> [Exercise prompt]
Convert each line of the data below into a Markdown table with two columns, Row and Line, skipping any blank lines. Omit the pictures from your answer.

> [Data contained in a dataset]
--- BEGIN ---

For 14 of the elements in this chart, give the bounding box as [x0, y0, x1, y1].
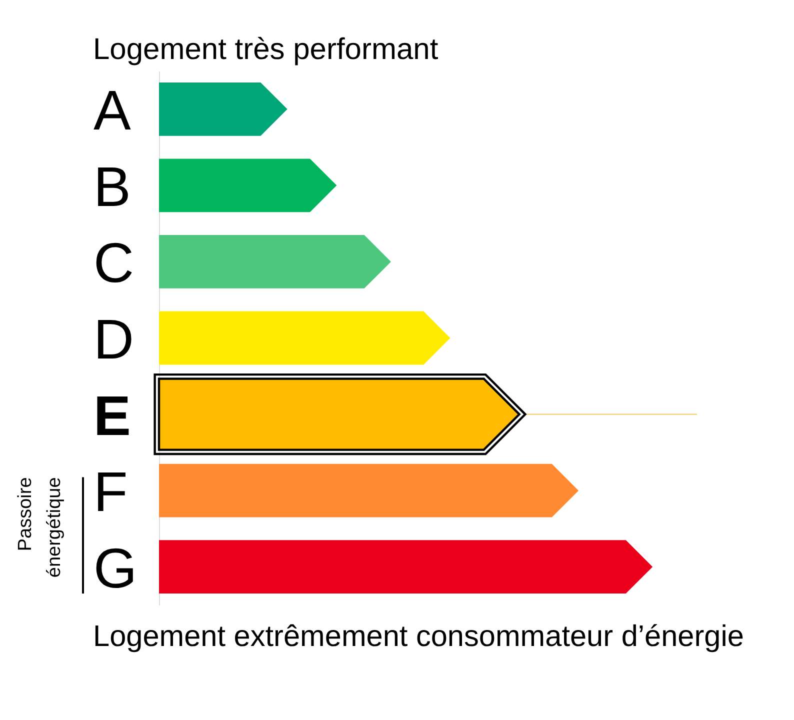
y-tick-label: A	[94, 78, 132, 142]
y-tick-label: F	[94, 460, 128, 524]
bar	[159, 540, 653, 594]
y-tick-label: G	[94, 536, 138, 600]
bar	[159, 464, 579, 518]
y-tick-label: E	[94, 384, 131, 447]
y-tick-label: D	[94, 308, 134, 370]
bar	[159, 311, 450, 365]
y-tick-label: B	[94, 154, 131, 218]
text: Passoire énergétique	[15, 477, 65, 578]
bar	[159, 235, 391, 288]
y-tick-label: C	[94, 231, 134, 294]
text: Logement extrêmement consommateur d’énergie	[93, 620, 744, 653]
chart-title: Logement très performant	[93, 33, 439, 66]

--- END ---

> [Answer to the exercise]
| Row | Line |
|---|---|
| 1 | For 14 of the elements in this chart, give the bounding box as [x0, y0, x1, y1]. |
| 2 | y-tick-label: A	[94, 78, 132, 142] |
| 3 | y-tick-label: F	[94, 460, 128, 524] |
| 4 | bar	[159, 540, 653, 594] |
| 5 | y-tick-label: G	[94, 536, 138, 600] |
| 6 | bar	[159, 464, 579, 518] |
| 7 | y-tick-label: E	[94, 384, 131, 447] |
| 8 | y-tick-label: D	[94, 308, 134, 370] |
| 9 | bar	[159, 311, 450, 365] |
| 10 | y-tick-label: B	[94, 154, 131, 218] |
| 11 | text: Passoire énergétique	[15, 477, 65, 578] |
| 12 | bar	[159, 235, 391, 288] |
| 13 | y-tick-label: C	[94, 231, 134, 294] |
| 14 | text: Logement extrêmement consommateur d’énergie	[93, 620, 744, 653] |
| 15 | chart-title: Logement très performant	[93, 33, 439, 66] |